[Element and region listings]
* BEGIN *

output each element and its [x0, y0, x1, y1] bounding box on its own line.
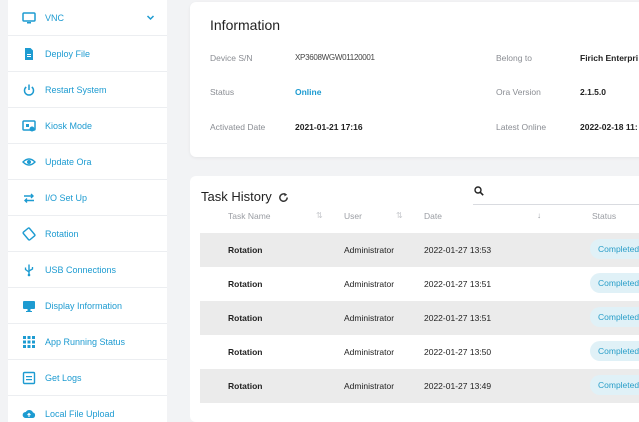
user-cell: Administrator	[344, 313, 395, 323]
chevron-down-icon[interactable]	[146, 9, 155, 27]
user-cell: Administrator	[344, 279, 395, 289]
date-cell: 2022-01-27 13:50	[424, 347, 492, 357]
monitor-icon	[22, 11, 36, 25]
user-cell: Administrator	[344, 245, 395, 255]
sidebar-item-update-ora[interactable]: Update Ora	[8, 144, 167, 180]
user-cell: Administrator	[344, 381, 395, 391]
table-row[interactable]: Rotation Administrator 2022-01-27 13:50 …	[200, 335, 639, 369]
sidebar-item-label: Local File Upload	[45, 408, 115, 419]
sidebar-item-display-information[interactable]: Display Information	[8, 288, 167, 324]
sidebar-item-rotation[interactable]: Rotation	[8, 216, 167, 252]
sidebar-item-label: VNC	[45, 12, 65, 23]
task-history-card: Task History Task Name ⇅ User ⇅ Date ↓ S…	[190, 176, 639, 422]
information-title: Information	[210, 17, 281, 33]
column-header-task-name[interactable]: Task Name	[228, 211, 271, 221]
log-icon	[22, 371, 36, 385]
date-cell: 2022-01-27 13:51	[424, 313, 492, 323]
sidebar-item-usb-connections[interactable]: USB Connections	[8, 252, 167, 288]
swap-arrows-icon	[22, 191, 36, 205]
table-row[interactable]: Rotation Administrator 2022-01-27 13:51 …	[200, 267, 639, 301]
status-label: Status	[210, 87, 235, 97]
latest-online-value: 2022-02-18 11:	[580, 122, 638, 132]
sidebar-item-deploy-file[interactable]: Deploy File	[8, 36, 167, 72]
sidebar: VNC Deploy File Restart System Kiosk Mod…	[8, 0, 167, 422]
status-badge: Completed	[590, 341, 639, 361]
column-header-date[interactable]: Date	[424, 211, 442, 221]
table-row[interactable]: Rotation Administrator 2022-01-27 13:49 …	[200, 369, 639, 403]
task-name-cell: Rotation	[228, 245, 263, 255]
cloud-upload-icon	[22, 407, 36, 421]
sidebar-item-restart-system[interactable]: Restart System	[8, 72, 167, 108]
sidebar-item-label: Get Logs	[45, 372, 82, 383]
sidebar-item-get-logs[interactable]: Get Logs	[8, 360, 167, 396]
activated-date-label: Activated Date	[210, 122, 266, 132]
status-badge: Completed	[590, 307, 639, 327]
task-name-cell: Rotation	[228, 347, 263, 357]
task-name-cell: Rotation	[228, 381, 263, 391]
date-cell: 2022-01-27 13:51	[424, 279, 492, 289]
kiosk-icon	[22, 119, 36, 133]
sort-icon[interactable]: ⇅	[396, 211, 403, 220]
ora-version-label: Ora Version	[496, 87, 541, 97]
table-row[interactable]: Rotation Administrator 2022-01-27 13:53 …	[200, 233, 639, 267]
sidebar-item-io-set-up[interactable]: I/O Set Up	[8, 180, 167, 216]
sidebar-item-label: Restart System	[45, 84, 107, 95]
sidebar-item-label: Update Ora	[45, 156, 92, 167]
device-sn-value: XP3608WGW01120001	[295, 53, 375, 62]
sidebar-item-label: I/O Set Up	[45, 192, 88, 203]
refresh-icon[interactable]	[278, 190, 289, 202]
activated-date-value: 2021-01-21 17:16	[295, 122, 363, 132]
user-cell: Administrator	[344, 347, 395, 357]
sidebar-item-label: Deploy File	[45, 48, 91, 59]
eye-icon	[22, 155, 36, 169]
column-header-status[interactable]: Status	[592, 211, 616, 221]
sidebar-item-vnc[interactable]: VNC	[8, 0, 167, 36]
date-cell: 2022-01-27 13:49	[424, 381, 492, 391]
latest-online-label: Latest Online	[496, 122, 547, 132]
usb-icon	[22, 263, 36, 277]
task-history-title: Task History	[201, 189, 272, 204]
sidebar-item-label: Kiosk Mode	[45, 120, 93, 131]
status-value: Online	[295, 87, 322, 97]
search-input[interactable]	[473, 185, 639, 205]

* END *

## WHAT THE TASK ASKS:
Please reproduce, word for word, the part of the material that begins with the line containing "313, 395, 323]" and ends with the line containing "table-row[interactable]: Rotation Administrator 2022-01-27 13:50", including both of those lines.

## THE RESULT:
user-cell: Administrator	[344, 313, 395, 323]
chevron-down-icon[interactable]	[146, 9, 155, 27]
user-cell: Administrator	[344, 279, 395, 289]
date-cell: 2022-01-27 13:50	[424, 347, 492, 357]
monitor-icon	[22, 11, 36, 25]
user-cell: Administrator	[344, 245, 395, 255]
sidebar-item-update-ora[interactable]: Update Ora	[8, 144, 167, 180]
user-cell: Administrator	[344, 381, 395, 391]
table-row[interactable]: Rotation Administrator 2022-01-27 13:50 …	[200, 335, 639, 369]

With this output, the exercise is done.